Data records »
═══
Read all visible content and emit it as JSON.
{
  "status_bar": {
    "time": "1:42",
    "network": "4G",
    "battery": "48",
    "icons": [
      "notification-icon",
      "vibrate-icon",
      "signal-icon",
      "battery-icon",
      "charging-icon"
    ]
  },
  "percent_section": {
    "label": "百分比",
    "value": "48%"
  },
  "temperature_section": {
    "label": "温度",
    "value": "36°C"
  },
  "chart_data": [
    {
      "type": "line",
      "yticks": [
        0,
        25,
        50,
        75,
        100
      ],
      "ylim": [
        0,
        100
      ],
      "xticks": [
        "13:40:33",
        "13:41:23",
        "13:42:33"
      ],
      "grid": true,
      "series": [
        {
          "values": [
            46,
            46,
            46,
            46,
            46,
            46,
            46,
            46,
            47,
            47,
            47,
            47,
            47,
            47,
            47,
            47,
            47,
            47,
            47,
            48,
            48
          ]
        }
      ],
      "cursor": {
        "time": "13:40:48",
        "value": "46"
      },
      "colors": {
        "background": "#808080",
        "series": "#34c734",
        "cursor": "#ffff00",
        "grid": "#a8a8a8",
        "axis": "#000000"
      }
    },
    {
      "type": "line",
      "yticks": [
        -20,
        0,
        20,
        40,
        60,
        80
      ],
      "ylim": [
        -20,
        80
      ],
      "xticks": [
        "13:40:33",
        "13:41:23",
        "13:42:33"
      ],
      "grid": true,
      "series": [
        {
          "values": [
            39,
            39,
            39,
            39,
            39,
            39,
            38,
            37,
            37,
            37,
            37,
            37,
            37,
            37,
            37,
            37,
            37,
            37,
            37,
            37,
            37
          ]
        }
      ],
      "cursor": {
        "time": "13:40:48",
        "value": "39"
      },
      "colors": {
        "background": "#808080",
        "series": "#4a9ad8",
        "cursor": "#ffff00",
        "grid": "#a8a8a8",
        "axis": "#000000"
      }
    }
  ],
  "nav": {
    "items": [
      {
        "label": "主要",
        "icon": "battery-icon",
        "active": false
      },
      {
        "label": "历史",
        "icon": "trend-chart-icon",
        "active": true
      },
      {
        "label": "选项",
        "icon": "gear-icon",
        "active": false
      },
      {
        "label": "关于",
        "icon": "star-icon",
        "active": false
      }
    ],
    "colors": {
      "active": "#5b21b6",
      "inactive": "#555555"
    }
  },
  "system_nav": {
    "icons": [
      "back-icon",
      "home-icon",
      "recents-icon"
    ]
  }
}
═══
EXERCISE DIRECTIONS »
Return nothing except the number of lines that include the string "series".

SOLUTION TO THE PROBLEM »
4